* Work required:
Transcribe the listing word for word.

══ Provided information

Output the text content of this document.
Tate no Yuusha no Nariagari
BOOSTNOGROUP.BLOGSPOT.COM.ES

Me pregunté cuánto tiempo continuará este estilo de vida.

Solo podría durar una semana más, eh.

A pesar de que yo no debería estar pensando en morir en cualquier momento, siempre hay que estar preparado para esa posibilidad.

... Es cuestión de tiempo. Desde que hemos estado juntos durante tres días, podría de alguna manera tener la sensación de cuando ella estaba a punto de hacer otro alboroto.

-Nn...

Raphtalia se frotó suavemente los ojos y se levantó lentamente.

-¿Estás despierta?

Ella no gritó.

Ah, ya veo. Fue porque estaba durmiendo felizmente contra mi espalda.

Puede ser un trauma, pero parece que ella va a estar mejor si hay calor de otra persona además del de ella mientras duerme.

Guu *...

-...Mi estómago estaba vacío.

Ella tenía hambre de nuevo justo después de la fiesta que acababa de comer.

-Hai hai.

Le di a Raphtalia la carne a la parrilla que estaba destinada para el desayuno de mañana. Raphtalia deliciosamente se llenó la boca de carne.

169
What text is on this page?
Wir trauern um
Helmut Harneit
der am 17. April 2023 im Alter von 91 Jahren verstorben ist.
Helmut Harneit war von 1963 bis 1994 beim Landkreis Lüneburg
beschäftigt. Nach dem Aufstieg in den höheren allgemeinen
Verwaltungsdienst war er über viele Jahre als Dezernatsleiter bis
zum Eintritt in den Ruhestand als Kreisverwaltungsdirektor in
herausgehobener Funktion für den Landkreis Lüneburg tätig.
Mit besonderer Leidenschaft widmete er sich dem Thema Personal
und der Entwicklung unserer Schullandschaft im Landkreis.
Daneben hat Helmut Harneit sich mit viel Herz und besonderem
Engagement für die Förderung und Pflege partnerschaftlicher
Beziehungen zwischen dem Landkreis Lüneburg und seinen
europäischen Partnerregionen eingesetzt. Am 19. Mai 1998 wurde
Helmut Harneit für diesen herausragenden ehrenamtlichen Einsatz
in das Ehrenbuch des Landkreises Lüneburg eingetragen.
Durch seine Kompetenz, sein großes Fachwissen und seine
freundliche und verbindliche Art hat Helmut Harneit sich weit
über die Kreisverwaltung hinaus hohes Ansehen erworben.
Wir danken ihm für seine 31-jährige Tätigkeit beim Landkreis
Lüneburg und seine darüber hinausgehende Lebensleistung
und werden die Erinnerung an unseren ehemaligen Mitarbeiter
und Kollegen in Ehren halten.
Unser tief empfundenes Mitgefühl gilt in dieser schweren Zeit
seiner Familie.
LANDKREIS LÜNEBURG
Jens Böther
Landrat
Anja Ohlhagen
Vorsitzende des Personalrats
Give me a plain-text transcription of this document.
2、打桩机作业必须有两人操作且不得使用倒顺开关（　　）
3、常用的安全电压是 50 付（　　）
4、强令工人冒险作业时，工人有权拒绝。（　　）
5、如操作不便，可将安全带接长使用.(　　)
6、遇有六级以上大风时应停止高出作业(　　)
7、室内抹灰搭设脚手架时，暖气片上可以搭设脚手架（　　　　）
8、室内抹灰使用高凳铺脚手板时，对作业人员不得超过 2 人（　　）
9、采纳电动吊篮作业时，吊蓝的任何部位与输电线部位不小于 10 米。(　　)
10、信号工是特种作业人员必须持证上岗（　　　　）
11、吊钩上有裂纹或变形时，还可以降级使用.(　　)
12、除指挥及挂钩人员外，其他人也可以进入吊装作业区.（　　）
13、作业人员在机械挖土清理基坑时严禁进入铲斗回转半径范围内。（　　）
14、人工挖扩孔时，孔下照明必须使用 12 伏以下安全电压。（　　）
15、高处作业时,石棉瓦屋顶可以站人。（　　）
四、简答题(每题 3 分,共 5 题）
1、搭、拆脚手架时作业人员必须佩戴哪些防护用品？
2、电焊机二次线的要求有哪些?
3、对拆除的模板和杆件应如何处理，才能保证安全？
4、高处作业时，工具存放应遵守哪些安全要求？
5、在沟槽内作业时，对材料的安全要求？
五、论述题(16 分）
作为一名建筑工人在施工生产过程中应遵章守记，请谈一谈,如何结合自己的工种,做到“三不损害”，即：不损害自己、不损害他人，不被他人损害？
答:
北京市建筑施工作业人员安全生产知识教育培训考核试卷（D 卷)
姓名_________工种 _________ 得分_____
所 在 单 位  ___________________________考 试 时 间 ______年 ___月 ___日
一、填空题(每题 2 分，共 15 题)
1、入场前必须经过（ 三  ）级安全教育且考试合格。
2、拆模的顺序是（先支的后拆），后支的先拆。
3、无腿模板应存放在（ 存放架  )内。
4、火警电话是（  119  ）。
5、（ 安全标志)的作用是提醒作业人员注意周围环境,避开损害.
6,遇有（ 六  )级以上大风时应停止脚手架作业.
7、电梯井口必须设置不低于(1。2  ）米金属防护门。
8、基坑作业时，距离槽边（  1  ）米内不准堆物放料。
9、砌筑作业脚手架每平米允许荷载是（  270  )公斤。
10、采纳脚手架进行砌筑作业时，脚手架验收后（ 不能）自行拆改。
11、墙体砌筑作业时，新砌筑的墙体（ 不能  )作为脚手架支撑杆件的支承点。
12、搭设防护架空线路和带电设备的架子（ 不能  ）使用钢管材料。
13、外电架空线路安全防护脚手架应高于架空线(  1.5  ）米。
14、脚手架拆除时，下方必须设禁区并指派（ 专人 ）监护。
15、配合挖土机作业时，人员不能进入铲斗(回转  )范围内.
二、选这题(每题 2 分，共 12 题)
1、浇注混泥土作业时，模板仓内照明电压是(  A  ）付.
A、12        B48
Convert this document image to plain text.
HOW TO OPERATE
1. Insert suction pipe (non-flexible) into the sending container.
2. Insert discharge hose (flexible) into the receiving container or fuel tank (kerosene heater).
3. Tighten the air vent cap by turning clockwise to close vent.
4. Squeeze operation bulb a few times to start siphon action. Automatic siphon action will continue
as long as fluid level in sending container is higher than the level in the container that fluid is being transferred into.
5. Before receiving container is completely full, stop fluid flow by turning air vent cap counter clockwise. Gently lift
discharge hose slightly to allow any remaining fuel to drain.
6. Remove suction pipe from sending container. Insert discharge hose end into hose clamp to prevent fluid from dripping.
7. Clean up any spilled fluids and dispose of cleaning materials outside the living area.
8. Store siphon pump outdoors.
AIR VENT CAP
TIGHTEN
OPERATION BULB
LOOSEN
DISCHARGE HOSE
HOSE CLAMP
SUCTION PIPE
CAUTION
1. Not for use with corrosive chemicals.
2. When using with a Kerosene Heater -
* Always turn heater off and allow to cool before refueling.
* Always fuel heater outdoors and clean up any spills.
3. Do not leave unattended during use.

════

* Exercise solution:
Output the text content of this document.
Tate no Yuusha no Nariagari
BOOSTNOGROUP.BLOGSPOT.COM.ES

Me pregunté cuánto tiempo continuará este estilo de vida.

Solo podría durar una semana más, eh.

A pesar de que yo no debería estar pensando en morir en cualquier momento, siempre hay que estar preparado para esa posibilidad.

... Es cuestión de tiempo. Desde que hemos estado juntos durante tres días, podría de alguna manera tener la sensación de cuando ella estaba a punto de hacer otro alboroto.

-Nn...

Raphtalia se frotó suavemente los ojos y se levantó lentamente.

-¿Estás despierta?

Ella no gritó.

Ah, ya veo. Fue porque estaba durmiendo felizmente contra mi espalda.

Puede ser un trauma, pero parece que ella va a estar mejor si hay calor de otra persona además del de ella mientras duerme.

Guu *...

-...Mi estómago estaba vacío.

Ella tenía hambre de nuevo justo después de la fiesta que acababa de comer.

-Hai hai.

Le di a Raphtalia la carne a la parrilla que estaba destinada para el desayuno de mañana. Raphtalia deliciosamente se llenó la boca de carne.

169
What text is on this page?
Wir trauern um
Helmut Harneit
der am 17. April 2023 im Alter von 91 Jahren verstorben ist.
Helmut Harneit war von 1963 bis 1994 beim Landkreis Lüneburg
beschäftigt. Nach dem Aufstieg in den höheren allgemeinen
Verwaltungsdienst war er über viele Jahre als Dezernatsleiter bis
zum Eintritt in den Ruhestand als Kreisverwaltungsdirektor in
herausgehobener Funktion für den Landkreis Lüneburg tätig.
Mit besonderer Leidenschaft widmete er sich dem Thema Personal
und der Entwicklung unserer Schullandschaft im Landkreis.
Daneben hat Helmut Harneit sich mit viel Herz und besonderem
Engagement für die Förderung und Pflege partnerschaftlicher
Beziehungen zwischen dem Landkreis Lüneburg und seinen
europäischen Partnerregionen eingesetzt. Am 19. Mai 1998 wurde
Helmut Harneit für diesen herausragenden ehrenamtlichen Einsatz
in das Ehrenbuch des Landkreises Lüneburg eingetragen.
Durch seine Kompetenz, sein großes Fachwissen und seine
freundliche und verbindliche Art hat Helmut Harneit sich weit
über die Kreisverwaltung hinaus hohes Ansehen erworben.
Wir danken ihm für seine 31-jährige Tätigkeit beim Landkreis
Lüneburg und seine darüber hinausgehende Lebensleistung
und werden die Erinnerung an unseren ehemaligen Mitarbeiter
und Kollegen in Ehren halten.
Unser tief empfundenes Mitgefühl gilt in dieser schweren Zeit
seiner Familie.
LANDKREIS LÜNEBURG
Jens Böther
Landrat
Anja Ohlhagen
Vorsitzende des Personalrats
Give me a plain-text transcription of this document.
2、打桩机作业必须有两人操作且不得使用倒顺开关（　　）
3、常用的安全电压是 50 付（　　）
4、强令工人冒险作业时，工人有权拒绝。（　　）
5、如操作不便，可将安全带接长使用.(　　)
6、遇有六级以上大风时应停止高出作业(　　)
7、室内抹灰搭设脚手架时，暖气片上可以搭设脚手架（　　　　）
8、室内抹灰使用高凳铺脚手板时，对作业人员不得超过 2 人（　　）
9、采纳电动吊篮作业时，吊蓝的任何部位与输电线部位不小于 10 米。(　　)
10、信号工是特种作业人员必须持证上岗（　　　　）
11、吊钩上有裂纹或变形时，还可以降级使用.(　　)
12、除指挥及挂钩人员外，其他人也可以进入吊装作业区.（　　）
13、作业人员在机械挖土清理基坑时严禁进入铲斗回转半径范围内。（　　）
14、人工挖扩孔时，孔下照明必须使用 12 伏以下安全电压。（　　）
15、高处作业时,石棉瓦屋顶可以站人。（　　）
四、简答题(每题 3 分,共 5 题）
1、搭、拆脚手架时作业人员必须佩戴哪些防护用品？
2、电焊机二次线的要求有哪些?
3、对拆除的模板和杆件应如何处理，才能保证安全？
4、高处作业时，工具存放应遵守哪些安全要求？
5、在沟槽内作业时，对材料的安全要求？
五、论述题(16 分）
作为一名建筑工人在施工生产过程中应遵章守记，请谈一谈,如何结合自己的工种,做到“三不损害”，即：不损害自己、不损害他人，不被他人损害？
答:
北京市建筑施工作业人员安全生产知识教育培训考核试卷（D 卷)
姓名_________工种 _________ 得分_____
所 在 单 位  ___________________________考 试 时 间 ______年 ___月 ___日
一、填空题(每题 2 分，共 15 题)
1、入场前必须经过（ 三  ）级安全教育且考试合格。
2、拆模的顺序是（先支的后拆），后支的先拆。
3、无腿模板应存放在（ 存放架  )内。
4、火警电话是（  119  ）。
5、（ 安全标志)的作用是提醒作业人员注意周围环境,避开损害.
6,遇有（ 六  )级以上大风时应停止脚手架作业.
7、电梯井口必须设置不低于(1。2  ）米金属防护门。
8、基坑作业时，距离槽边（  1  ）米内不准堆物放料。
9、砌筑作业脚手架每平米允许荷载是（  270  )公斤。
10、采纳脚手架进行砌筑作业时，脚手架验收后（ 不能）自行拆改。
11、墙体砌筑作业时，新砌筑的墙体（ 不能  )作为脚手架支撑杆件的支承点。
12、搭设防护架空线路和带电设备的架子（ 不能  ）使用钢管材料。
13、外电架空线路安全防护脚手架应高于架空线(  1.5  ）米。
14、脚手架拆除时，下方必须设禁区并指派（ 专人 ）监护。
15、配合挖土机作业时，人员不能进入铲斗(回转  )范围内.
二、选这题(每题 2 分，共 12 题)
1、浇注混泥土作业时，模板仓内照明电压是(  A  ）付.
A、12        B48
Convert this document image to plain text.
HOW TO OPERATE
1. Insert suction pipe (non-flexible) into the sending container.
2. Insert discharge hose (flexible) into the receiving container or fuel tank (kerosene heater).
3. Tighten the air vent cap by turning clockwise to close vent.
4. Squeeze operation bulb a few times to start siphon action. Automatic siphon action will continue
as long as fluid level in sending container is higher than the level in the container that fluid is being transferred into.
5. Before receiving container is completely full, stop fluid flow by turning air vent cap counter clockwise. Gently lift
discharge hose slightly to allow any remaining fuel to drain.
6. Remove suction pipe from sending container. Insert discharge hose end into hose clamp to prevent fluid from dripping.
7. Clean up any spilled fluids and dispose of cleaning materials outside the living area.
8. Store siphon pump outdoors.
AIR VENT CAP
TIGHTEN
OPERATION BULB
LOOSEN
DISCHARGE HOSE
HOSE CLAMP
SUCTION PIPE
CAUTION
1. Not for use with corrosive chemicals.
2. When using with a Kerosene Heater -
* Always turn heater off and allow to cool before refueling.
* Always fuel heater outdoors and clean up any spills.
3. Do not leave unattended during use.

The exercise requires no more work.